■ **Exercise brief**
Write out all lines holding the word "Costs".

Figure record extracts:
====================

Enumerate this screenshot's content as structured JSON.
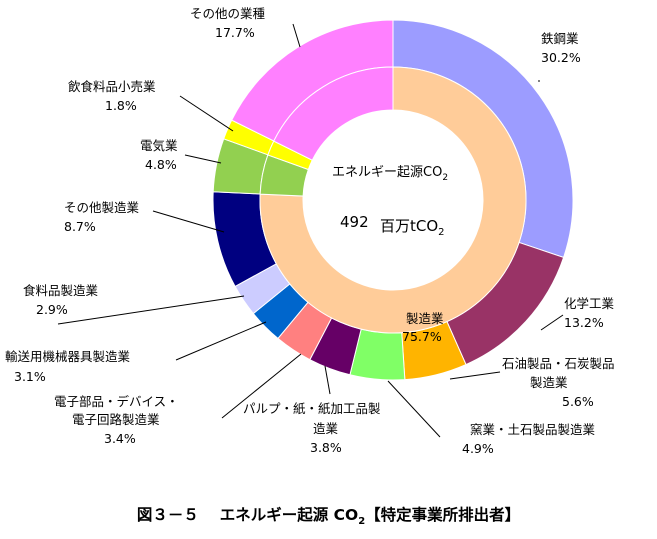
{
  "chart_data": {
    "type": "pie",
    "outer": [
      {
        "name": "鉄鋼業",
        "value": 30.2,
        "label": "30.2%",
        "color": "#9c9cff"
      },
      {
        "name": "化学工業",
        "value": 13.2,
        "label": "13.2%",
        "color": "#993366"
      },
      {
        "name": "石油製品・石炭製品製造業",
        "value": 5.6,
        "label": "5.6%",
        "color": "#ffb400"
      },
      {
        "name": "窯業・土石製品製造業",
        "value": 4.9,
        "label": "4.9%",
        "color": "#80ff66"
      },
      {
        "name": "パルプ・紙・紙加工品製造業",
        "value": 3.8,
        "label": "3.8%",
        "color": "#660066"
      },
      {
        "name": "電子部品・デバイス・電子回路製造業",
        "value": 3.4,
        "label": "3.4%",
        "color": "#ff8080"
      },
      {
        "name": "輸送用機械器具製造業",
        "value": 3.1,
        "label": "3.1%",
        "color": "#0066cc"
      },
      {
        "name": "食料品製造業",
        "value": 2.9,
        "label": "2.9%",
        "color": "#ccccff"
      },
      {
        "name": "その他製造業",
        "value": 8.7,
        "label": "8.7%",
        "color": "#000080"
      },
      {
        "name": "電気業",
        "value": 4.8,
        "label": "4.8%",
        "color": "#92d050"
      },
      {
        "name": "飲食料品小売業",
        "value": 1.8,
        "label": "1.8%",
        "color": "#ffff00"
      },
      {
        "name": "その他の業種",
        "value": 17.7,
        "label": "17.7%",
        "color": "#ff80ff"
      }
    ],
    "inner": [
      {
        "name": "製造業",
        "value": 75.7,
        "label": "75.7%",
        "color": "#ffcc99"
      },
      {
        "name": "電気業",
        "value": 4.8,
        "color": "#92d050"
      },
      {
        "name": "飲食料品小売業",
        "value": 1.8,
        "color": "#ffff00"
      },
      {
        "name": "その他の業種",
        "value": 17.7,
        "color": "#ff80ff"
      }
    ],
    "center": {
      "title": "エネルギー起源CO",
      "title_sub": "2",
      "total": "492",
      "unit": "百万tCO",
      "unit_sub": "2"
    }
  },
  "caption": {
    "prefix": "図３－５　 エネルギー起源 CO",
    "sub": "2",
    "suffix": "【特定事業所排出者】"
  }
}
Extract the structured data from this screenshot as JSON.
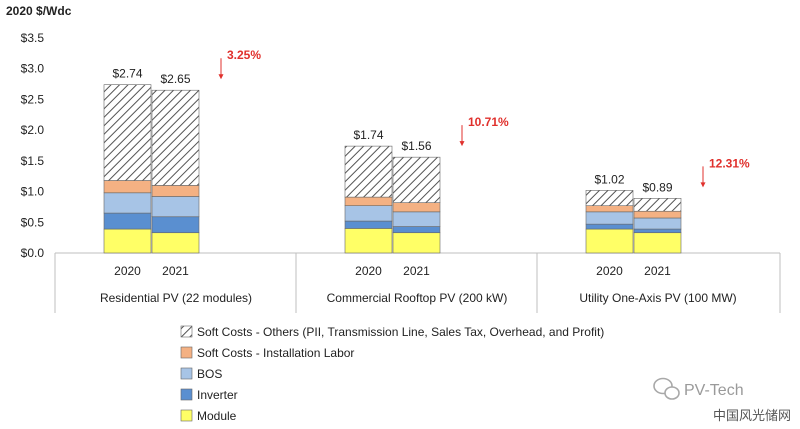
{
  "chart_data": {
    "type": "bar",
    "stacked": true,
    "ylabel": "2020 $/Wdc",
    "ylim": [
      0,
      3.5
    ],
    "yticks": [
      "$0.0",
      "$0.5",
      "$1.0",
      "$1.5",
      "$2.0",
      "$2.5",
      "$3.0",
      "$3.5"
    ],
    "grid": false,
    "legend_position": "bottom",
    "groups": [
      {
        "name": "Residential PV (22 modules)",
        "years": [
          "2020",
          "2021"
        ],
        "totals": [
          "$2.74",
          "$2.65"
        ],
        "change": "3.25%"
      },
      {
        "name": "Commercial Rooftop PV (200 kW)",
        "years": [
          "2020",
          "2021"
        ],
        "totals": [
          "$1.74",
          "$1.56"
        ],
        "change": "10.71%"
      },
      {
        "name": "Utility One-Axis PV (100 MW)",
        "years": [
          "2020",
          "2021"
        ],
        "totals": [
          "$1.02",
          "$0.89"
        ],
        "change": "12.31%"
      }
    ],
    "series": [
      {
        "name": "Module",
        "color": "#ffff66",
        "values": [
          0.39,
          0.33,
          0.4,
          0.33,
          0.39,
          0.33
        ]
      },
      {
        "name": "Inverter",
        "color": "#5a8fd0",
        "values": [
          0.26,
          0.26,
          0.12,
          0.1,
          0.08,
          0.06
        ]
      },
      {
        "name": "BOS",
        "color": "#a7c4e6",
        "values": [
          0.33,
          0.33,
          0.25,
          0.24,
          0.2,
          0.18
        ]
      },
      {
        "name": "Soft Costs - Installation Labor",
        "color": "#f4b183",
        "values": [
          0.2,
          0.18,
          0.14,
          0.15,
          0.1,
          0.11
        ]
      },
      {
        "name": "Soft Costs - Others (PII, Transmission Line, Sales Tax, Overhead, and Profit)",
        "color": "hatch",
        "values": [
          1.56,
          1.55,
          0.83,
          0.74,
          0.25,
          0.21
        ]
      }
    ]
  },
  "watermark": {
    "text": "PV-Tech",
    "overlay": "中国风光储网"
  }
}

====================

■ **Answer**
        "name": "Soft Costs - Installation Labor",
        "name": "Soft Costs - Others (PII, Transmission Line, Sales Tax, Overhead, and Profit)",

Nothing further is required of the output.